## Goal
Turn the lines from the start of the records through the line containing "x-tick-label-b: 4000 <box>1504", inclusive, into a numbered list, leaving out any blank lines.

(Dataset items)
------

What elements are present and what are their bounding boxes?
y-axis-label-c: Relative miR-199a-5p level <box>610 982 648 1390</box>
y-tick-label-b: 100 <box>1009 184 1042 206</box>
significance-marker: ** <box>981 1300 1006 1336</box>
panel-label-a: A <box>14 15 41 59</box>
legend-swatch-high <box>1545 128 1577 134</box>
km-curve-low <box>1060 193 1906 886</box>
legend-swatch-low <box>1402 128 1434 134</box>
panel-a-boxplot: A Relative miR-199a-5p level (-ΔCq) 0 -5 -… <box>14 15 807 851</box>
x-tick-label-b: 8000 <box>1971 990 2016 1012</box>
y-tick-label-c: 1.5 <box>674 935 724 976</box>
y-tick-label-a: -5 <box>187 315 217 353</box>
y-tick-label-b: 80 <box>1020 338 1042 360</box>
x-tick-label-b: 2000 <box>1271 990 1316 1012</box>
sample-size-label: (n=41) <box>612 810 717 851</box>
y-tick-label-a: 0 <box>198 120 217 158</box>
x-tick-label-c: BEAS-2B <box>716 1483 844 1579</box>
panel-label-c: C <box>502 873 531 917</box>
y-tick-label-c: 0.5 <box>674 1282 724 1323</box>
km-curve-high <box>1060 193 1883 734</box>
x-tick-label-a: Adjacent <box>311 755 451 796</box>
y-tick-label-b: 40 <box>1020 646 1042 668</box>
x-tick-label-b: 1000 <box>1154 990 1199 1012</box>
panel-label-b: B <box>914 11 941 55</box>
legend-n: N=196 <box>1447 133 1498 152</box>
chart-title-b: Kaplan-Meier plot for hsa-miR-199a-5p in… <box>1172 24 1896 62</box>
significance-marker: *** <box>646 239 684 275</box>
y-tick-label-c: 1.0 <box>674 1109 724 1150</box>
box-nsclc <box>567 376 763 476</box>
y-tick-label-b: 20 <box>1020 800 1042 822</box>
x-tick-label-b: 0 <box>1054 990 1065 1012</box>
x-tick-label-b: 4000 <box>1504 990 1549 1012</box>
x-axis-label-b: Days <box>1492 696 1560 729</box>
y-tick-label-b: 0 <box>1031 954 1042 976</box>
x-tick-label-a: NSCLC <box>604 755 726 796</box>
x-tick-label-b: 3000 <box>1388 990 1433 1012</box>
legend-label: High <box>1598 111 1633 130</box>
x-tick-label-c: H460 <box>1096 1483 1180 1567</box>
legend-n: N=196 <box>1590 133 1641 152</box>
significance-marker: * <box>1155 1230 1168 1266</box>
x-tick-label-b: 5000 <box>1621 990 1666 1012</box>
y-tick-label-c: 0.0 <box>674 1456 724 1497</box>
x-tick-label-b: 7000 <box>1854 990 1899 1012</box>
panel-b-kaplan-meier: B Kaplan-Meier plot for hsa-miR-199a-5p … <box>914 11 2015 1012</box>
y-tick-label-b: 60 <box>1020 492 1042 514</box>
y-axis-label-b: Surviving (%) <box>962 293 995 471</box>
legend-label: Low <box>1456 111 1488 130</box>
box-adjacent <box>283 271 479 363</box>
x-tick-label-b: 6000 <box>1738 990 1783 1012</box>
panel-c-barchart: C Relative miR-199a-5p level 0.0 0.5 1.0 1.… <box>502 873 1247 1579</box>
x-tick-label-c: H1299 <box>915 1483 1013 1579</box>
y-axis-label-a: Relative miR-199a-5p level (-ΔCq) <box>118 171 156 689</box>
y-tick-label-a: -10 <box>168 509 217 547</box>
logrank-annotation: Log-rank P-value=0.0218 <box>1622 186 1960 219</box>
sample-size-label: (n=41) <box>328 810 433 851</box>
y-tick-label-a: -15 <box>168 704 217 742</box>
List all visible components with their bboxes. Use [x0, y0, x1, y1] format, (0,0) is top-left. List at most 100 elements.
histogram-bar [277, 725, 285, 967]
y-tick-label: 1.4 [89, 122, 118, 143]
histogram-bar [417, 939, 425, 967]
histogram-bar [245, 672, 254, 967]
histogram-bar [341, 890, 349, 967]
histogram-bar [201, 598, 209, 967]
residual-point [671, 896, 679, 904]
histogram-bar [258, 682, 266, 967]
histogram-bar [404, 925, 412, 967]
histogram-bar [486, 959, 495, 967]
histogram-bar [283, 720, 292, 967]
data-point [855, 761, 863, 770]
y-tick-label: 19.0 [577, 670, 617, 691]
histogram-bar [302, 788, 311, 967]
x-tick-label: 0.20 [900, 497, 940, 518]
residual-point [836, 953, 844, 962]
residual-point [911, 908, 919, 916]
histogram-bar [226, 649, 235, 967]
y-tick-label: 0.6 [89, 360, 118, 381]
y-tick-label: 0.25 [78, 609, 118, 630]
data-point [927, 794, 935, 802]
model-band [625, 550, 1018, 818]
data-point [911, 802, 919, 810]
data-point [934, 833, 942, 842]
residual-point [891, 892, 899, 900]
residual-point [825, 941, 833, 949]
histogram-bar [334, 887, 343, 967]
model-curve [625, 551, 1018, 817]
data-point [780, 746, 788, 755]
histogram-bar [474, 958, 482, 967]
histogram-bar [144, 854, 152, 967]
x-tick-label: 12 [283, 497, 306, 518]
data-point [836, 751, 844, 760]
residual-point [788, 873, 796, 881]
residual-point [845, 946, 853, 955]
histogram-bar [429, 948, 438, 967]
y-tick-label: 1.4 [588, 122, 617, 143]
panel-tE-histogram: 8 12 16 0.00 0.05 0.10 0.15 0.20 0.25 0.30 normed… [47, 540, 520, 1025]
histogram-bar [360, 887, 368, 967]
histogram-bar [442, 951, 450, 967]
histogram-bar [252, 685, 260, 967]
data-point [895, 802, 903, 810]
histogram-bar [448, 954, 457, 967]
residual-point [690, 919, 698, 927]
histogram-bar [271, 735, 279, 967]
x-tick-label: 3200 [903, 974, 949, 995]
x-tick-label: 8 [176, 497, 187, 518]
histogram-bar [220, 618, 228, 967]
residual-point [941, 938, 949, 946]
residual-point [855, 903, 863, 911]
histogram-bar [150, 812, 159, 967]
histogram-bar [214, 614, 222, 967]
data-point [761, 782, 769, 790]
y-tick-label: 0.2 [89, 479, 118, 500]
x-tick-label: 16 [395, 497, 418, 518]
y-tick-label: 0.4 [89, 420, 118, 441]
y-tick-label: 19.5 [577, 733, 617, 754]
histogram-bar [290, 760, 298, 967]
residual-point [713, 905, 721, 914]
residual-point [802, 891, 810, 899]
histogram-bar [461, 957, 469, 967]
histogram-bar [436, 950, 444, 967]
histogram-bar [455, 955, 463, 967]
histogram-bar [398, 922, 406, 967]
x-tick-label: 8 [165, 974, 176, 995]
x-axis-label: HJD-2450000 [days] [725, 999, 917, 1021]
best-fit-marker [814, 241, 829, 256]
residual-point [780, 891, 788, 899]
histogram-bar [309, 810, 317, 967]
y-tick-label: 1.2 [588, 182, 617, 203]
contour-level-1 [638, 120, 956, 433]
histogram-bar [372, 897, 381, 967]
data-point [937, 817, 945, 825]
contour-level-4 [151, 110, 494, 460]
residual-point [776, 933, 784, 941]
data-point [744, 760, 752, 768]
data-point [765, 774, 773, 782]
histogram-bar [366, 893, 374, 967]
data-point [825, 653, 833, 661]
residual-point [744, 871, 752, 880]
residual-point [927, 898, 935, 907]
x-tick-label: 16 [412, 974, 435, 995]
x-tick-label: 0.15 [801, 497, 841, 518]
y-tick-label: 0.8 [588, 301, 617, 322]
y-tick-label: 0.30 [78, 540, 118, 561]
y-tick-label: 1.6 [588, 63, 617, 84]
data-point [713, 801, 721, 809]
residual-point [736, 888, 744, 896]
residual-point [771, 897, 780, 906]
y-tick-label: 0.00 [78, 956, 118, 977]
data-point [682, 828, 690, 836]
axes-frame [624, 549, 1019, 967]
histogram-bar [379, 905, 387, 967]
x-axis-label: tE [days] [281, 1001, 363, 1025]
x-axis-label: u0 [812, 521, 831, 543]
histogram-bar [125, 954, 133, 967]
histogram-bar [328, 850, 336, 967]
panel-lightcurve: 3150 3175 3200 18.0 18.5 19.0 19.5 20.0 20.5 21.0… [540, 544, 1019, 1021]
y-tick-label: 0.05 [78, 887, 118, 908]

------

## Response to this task
1. What elements are present and what are their bounding boxes?
2. y-axis-label-c: Relative miR-199a-5p level <box>610 982 648 1390</box>
3. y-tick-label-b: 100 <box>1009 184 1042 206</box>
4. significance-marker: ** <box>981 1300 1006 1336</box>
5. panel-label-a: A <box>14 15 41 59</box>
6. legend-swatch-high <box>1545 128 1577 134</box>
7. km-curve-low <box>1060 193 1906 886</box>
8. legend-swatch-low <box>1402 128 1434 134</box>
9. panel-a-boxplot: A Relative miR-199a-5p level (-ΔCq) 0 -5 -… <box>14 15 807 851</box>
10. x-tick-label-b: 8000 <box>1971 990 2016 1012</box>
11. y-tick-label-c: 1.5 <box>674 935 724 976</box>
12. y-tick-label-a: -5 <box>187 315 217 353</box>
13. y-tick-label-b: 80 <box>1020 338 1042 360</box>
14. x-tick-label-b: 2000 <box>1271 990 1316 1012</box>
15. sample-size-label: (n=41) <box>612 810 717 851</box>
16. y-tick-label-a: 0 <box>198 120 217 158</box>
17. x-tick-label-c: BEAS-2B <box>716 1483 844 1579</box>
18. panel-label-c: C <box>502 873 531 917</box>
19. y-tick-label-c: 0.5 <box>674 1282 724 1323</box>
20. km-curve-high <box>1060 193 1883 734</box>
21. x-tick-label-a: Adjacent <box>311 755 451 796</box>
22. y-tick-label-b: 40 <box>1020 646 1042 668</box>
23. x-tick-label-b: 1000 <box>1154 990 1199 1012</box>
24. panel-label-b: B <box>914 11 941 55</box>
25. legend-n: N=196 <box>1447 133 1498 152</box>
26. chart-title-b: Kaplan-Meier plot for hsa-miR-199a-5p in… <box>1172 24 1896 62</box>
27. significance-marker: *** <box>646 239 684 275</box>
28. y-tick-label-c: 1.0 <box>674 1109 724 1150</box>
29. box-nsclc <box>567 376 763 476</box>
30. y-tick-label-b: 20 <box>1020 800 1042 822</box>
31. x-tick-label-b: 0 <box>1054 990 1065 1012</box>
32. x-tick-label-b: 4000 <box>1504 990 1549 1012</box>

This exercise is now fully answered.